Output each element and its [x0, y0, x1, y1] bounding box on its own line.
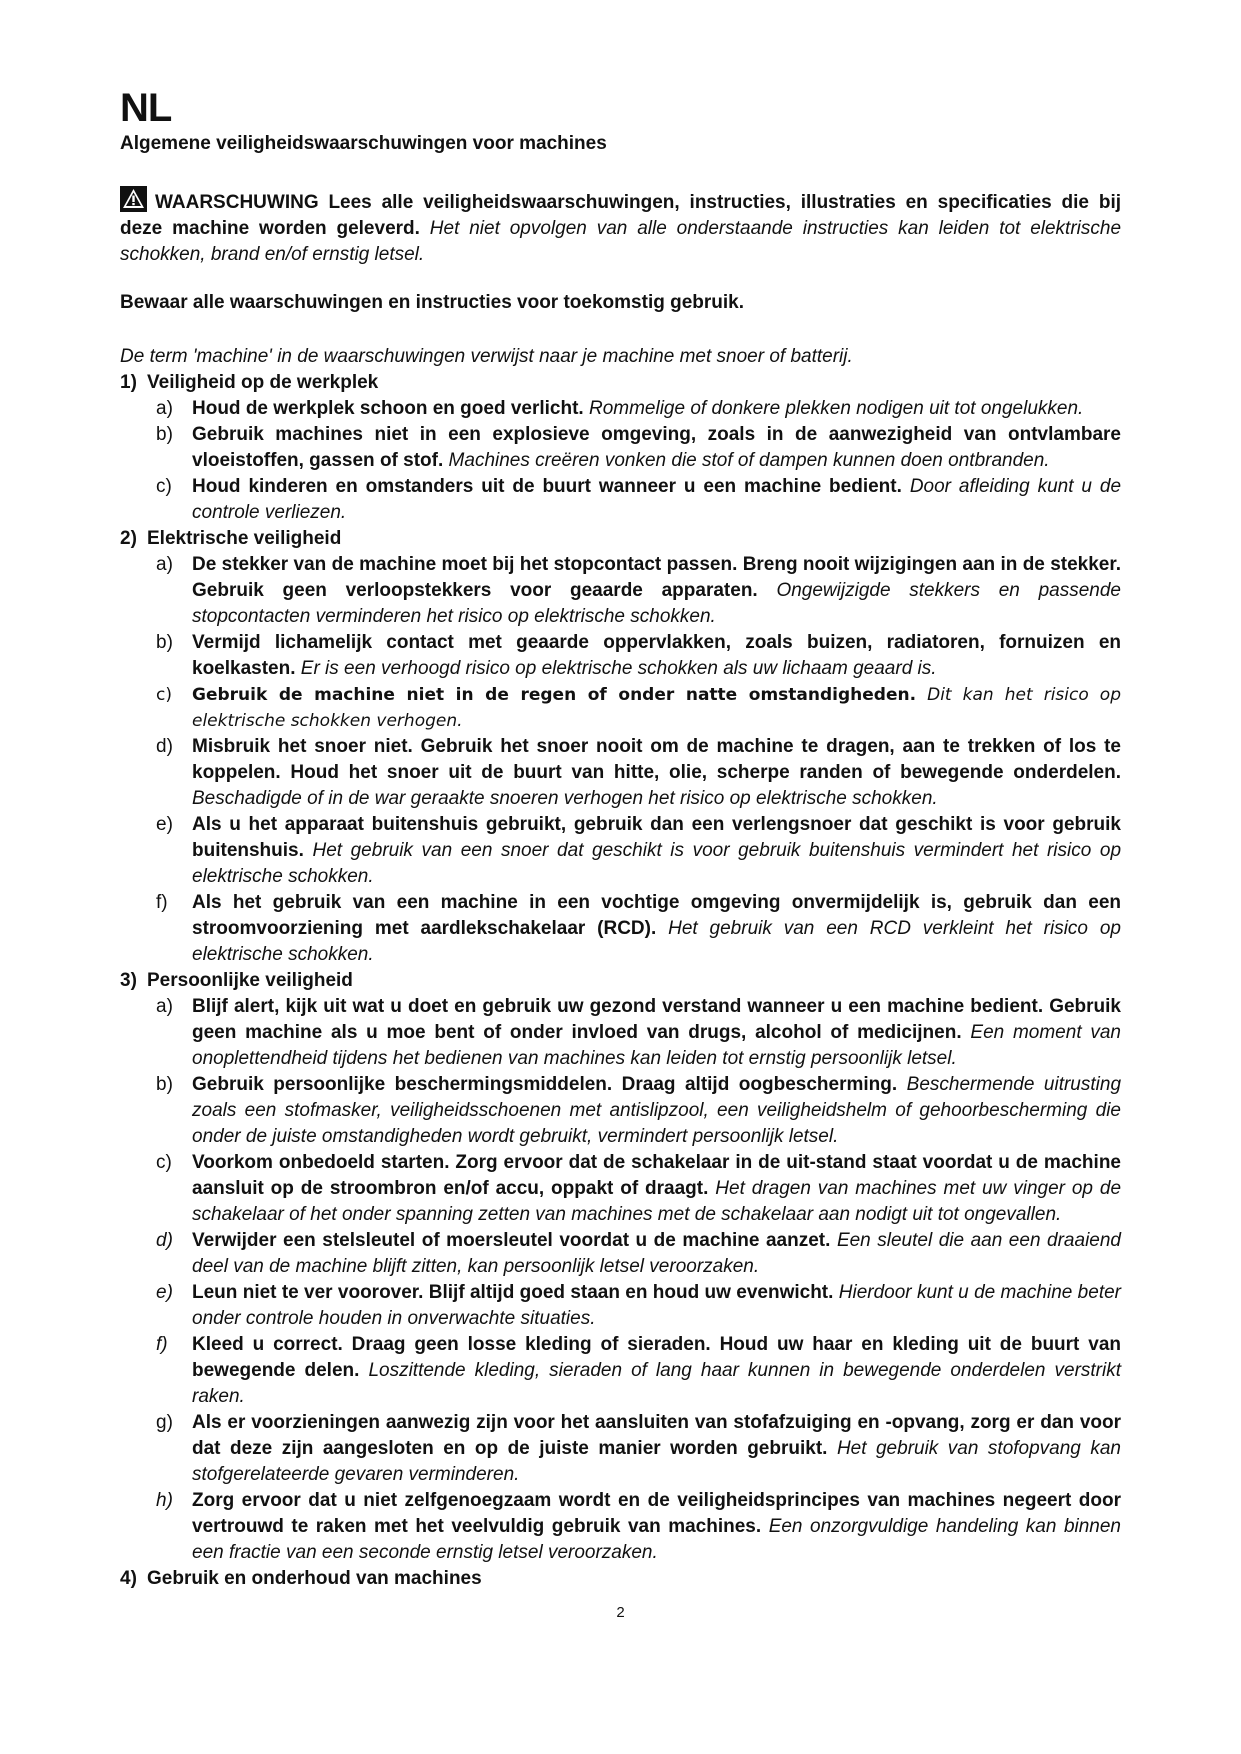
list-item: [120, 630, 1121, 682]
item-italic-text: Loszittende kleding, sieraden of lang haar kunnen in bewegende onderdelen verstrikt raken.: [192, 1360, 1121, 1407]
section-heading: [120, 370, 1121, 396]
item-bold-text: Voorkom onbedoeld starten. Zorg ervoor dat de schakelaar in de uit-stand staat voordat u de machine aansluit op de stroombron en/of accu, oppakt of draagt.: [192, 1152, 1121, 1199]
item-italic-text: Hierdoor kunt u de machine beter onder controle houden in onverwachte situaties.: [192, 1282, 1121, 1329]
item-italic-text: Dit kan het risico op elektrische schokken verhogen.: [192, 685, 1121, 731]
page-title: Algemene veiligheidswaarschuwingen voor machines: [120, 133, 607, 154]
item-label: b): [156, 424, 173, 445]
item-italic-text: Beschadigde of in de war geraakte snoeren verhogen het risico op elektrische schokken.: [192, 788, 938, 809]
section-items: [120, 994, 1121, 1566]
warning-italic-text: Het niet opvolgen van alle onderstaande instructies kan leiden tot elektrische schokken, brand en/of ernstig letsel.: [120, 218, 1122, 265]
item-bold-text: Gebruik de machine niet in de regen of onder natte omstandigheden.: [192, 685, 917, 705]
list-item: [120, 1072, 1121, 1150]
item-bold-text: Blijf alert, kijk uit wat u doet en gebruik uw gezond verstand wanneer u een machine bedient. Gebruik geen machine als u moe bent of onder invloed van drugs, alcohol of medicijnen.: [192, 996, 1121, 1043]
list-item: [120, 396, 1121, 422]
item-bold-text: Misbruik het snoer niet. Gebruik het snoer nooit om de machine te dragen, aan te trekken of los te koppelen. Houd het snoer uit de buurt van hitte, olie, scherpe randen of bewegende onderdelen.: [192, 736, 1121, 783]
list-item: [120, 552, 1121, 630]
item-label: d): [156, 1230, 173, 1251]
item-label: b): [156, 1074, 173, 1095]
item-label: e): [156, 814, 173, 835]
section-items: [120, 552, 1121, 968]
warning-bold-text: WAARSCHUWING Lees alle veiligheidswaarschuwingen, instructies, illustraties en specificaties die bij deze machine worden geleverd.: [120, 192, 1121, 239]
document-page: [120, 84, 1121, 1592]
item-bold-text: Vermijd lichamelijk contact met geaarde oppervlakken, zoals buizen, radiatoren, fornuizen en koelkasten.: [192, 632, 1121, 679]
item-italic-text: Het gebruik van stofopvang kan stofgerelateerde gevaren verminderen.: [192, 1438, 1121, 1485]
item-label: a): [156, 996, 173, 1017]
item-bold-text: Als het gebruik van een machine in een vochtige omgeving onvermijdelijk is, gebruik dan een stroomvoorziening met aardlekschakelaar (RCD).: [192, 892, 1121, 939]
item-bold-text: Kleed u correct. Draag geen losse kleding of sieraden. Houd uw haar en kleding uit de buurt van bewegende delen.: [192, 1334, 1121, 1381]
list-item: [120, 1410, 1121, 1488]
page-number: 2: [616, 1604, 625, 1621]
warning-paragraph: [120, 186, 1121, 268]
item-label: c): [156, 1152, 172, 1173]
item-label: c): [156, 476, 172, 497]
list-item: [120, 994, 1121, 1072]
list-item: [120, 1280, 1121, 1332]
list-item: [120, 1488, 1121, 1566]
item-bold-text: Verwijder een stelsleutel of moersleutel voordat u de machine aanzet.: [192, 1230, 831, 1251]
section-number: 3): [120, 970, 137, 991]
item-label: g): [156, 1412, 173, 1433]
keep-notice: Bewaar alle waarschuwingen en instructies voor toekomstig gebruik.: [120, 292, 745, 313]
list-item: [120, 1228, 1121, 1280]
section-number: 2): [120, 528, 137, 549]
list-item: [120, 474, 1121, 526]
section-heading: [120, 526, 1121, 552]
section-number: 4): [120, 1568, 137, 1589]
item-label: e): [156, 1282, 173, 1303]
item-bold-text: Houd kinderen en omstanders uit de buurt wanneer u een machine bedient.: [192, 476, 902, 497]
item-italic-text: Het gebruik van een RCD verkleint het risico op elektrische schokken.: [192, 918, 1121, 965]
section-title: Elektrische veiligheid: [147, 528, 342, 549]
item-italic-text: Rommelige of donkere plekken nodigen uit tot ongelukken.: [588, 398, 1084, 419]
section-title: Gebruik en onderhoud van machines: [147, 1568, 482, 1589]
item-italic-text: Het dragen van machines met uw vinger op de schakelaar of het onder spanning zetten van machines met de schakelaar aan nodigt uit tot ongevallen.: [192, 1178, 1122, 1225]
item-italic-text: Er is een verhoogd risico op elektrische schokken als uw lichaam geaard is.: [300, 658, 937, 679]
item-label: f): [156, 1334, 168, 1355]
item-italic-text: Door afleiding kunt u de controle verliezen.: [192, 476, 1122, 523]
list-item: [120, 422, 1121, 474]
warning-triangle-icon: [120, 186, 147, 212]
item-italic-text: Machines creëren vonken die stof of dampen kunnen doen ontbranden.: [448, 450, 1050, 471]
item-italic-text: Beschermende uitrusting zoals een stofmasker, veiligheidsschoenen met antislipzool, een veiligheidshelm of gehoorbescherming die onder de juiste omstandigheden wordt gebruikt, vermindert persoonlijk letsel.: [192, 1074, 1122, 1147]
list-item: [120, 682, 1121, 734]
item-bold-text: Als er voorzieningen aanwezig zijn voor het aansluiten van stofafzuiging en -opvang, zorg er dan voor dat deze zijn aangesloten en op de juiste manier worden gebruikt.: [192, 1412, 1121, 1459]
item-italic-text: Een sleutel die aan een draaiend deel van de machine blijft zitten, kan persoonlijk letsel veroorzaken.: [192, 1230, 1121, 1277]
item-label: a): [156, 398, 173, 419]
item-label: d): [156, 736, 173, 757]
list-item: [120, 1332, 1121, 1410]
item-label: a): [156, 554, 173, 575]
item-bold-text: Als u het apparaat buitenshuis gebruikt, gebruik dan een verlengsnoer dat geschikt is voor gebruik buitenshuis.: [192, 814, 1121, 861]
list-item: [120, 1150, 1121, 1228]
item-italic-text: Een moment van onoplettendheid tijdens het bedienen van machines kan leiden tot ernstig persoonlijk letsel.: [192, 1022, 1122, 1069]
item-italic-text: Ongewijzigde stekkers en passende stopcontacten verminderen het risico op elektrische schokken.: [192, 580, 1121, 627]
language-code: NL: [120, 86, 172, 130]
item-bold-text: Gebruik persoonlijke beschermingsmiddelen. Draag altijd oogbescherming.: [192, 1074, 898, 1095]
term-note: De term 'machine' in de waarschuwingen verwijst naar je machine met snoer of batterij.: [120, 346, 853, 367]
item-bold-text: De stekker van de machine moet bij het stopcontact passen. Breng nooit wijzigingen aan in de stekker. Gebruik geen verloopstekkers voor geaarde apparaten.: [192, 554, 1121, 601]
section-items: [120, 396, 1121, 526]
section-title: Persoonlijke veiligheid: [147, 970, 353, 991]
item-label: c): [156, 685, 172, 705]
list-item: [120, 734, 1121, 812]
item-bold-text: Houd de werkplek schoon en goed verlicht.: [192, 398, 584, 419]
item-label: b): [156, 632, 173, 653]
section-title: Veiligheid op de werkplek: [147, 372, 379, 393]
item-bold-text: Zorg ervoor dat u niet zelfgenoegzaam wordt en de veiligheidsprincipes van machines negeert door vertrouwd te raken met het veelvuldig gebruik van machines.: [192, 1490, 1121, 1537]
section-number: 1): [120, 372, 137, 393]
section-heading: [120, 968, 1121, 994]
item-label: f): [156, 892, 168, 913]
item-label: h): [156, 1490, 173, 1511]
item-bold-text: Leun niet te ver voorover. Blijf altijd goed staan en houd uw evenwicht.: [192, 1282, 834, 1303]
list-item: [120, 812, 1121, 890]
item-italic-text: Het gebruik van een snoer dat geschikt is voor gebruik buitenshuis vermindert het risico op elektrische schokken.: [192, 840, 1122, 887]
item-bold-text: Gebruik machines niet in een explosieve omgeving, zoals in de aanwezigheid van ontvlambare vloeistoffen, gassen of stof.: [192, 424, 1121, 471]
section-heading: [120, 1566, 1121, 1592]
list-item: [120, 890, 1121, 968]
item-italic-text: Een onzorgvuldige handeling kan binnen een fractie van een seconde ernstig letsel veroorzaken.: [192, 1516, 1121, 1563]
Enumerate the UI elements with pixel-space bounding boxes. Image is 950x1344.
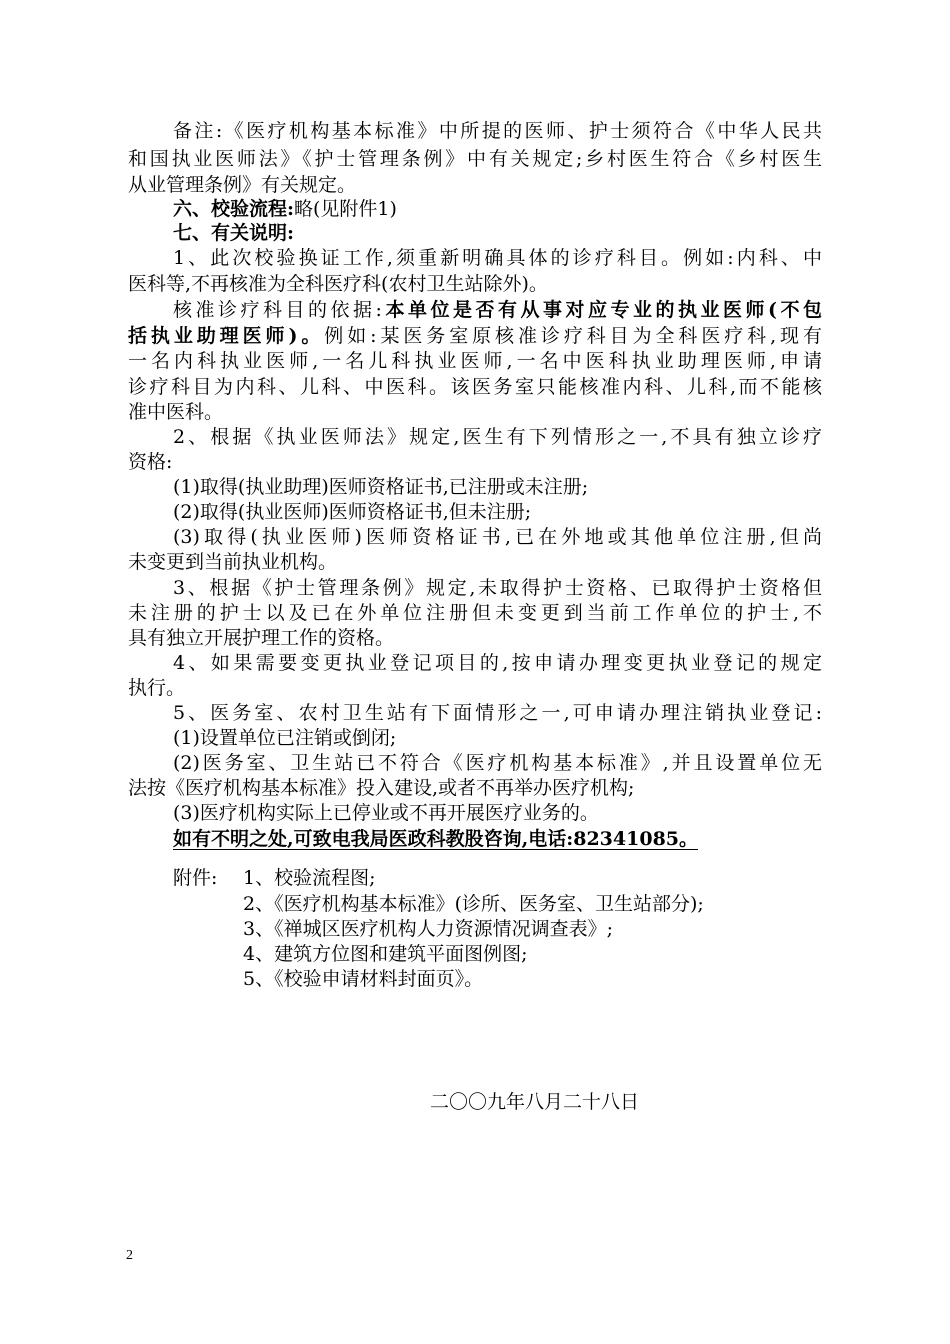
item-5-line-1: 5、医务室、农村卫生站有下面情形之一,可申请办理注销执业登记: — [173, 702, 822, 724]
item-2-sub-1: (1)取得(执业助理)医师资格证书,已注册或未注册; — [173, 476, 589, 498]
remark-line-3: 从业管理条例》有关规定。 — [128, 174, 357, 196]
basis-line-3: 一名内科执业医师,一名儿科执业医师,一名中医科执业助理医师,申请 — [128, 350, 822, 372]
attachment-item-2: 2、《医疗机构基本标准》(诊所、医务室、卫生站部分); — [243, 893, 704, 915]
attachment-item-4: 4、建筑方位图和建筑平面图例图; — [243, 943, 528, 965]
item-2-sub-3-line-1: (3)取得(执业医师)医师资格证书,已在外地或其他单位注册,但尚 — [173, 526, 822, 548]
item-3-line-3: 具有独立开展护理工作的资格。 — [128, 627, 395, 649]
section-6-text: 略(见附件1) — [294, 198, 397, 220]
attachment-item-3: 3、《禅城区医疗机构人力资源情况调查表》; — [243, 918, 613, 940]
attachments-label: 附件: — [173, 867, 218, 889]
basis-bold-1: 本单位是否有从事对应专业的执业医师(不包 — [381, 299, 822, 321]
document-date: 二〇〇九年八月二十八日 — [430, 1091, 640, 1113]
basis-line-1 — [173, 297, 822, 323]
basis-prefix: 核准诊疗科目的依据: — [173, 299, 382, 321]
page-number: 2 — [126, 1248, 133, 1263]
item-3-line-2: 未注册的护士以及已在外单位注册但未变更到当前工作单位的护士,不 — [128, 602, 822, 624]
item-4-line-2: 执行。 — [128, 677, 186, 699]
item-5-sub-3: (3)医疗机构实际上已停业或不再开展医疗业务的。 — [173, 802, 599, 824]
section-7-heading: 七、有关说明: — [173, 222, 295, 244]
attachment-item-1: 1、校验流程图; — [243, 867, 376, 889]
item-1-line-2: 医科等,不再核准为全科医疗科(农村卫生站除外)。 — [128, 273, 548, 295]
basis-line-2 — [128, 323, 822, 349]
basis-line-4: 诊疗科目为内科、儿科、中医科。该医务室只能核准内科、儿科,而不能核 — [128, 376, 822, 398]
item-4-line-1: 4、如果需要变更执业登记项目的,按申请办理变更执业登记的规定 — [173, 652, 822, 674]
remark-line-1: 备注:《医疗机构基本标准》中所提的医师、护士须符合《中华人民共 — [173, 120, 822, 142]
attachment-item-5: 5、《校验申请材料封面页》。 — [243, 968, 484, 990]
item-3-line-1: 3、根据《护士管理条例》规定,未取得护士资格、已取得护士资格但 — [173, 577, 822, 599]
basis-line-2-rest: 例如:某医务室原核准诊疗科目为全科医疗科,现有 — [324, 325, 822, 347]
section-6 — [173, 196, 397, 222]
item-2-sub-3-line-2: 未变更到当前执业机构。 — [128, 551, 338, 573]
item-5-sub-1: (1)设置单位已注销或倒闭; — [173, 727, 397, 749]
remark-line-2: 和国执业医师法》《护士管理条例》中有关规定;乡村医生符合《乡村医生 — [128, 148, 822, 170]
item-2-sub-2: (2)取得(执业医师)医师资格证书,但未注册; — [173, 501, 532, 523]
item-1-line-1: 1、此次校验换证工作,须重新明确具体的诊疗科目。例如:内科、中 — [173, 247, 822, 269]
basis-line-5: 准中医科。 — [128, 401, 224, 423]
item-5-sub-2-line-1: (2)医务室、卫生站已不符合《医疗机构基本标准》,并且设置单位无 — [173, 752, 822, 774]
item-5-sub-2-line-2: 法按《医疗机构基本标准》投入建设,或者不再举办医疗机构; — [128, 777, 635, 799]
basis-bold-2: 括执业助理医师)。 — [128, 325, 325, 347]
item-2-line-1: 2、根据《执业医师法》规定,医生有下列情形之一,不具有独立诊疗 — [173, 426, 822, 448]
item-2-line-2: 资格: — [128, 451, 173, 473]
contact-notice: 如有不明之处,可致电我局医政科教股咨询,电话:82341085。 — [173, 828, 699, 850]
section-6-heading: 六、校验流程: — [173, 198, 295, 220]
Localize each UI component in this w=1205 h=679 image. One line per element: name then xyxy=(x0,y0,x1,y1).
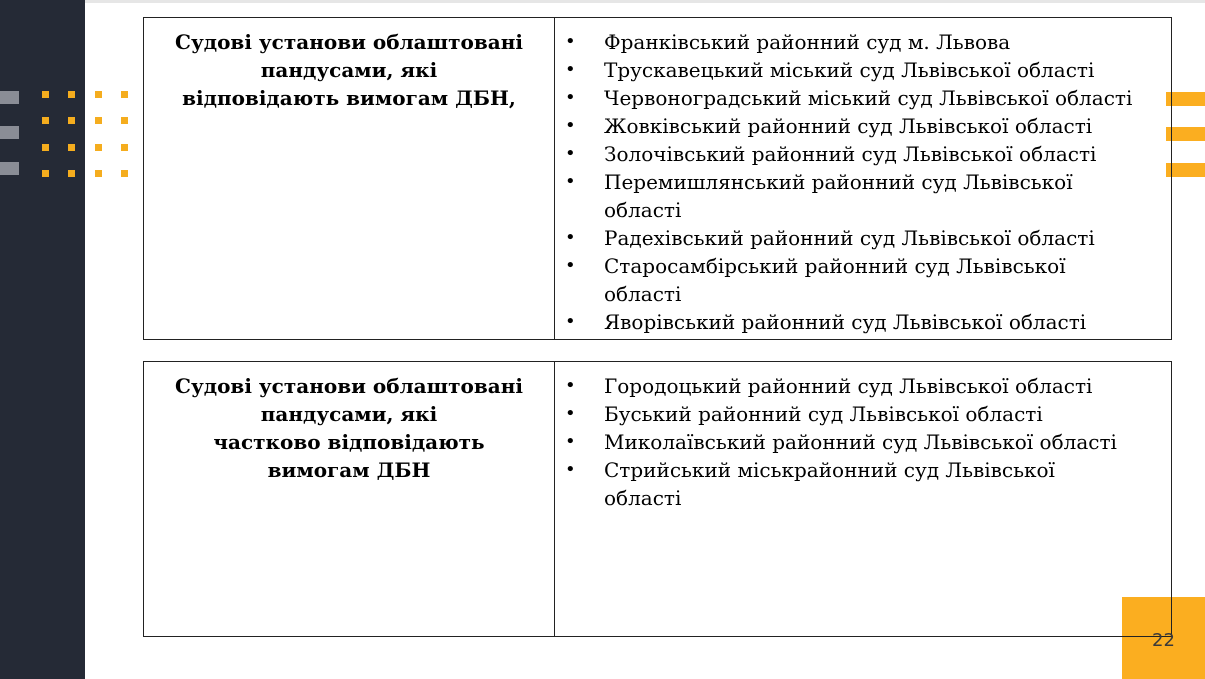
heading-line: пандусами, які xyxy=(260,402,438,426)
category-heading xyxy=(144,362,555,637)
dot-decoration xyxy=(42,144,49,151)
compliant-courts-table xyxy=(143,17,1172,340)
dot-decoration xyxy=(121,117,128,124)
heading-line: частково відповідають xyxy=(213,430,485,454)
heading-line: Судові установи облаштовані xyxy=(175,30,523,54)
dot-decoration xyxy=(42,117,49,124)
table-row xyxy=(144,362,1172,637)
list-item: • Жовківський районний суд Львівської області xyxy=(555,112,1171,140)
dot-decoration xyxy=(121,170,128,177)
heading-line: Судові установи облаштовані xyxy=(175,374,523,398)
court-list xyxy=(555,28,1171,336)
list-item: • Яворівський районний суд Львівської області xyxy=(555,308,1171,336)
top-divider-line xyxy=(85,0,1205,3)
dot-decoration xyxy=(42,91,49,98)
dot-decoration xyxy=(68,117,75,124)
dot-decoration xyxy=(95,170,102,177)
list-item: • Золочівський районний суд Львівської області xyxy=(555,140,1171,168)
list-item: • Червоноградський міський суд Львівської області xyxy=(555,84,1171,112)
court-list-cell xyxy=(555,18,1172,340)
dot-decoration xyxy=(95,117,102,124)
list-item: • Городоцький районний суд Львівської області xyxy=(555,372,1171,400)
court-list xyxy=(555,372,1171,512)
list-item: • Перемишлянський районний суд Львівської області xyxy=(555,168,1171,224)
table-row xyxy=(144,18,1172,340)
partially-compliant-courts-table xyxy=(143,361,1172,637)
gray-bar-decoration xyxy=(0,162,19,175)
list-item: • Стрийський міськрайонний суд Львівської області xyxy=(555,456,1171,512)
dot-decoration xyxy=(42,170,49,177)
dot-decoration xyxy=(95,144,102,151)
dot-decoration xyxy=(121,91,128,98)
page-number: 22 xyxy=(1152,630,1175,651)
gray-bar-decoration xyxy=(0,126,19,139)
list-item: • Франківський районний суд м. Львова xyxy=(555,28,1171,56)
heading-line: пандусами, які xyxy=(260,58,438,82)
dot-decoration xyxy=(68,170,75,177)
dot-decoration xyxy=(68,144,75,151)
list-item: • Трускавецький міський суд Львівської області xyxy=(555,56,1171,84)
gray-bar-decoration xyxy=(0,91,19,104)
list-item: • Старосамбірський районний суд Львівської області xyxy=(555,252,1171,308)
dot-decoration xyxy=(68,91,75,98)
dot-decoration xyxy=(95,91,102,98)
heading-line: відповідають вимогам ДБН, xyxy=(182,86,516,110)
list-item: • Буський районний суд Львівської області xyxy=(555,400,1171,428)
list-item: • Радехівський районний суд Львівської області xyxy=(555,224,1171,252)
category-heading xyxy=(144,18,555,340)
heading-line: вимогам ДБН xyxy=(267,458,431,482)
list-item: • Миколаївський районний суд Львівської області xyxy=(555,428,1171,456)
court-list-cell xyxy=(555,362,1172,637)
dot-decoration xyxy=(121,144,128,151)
□ □ □ □
Goal: Render everything in the listing above, from the line containing "item-5-line-1: 5、医务室、农村卫生站有下面情形之一,可申请办理注销执业登记: —" down to the line containing "basis-bold-1: 本单位是否有从事对应专业的执业医师(不包 —", as a Markdown table with the columns Row and Entry. Leave out any blank lines.

Task result:
| Row | Entry |
|---|---|
| 1 | item-5-line-1: 5、医务室、农村卫生站有下面情形之一,可申请办理注销执业登记: — [173, 702, 822, 724] |
| 2 | item-2-sub-1: (1)取得(执业助理)医师资格证书,已注册或未注册; — [173, 476, 589, 498] |
| 3 | remark-line-3: 从业管理条例》有关规定。 — [128, 174, 357, 196] |
| 4 | basis-line-3: 一名内科执业医师,一名儿科执业医师,一名中医科执业助理医师,申请 — [128, 350, 822, 372] |
| 5 | attachment-item-2: 2、《医疗机构基本标准》(诊所、医务室、卫生站部分); — [243, 893, 704, 915] |
| 6 | attachment-item-4: 4、建筑方位图和建筑平面图例图; — [243, 943, 528, 965] |
| 7 | item-2-sub-3-line-1: (3)取得(执业医师)医师资格证书,已在外地或其他单位注册,但尚 — [173, 526, 822, 548] |
| 8 | item-3-line-3: 具有独立开展护理工作的资格。 — [128, 627, 395, 649] |
| 9 | section-6-text: 略(见附件1) — [294, 198, 397, 220] |
| 10 | attachment-item-3: 3、《禅城区医疗机构人力资源情况调查表》; — [243, 918, 613, 940] |
| 11 | attachments-label: 附件: — [173, 867, 218, 889] |
| 12 | basis-bold-1: 本单位是否有从事对应专业的执业医师(不包 — [381, 299, 822, 321] |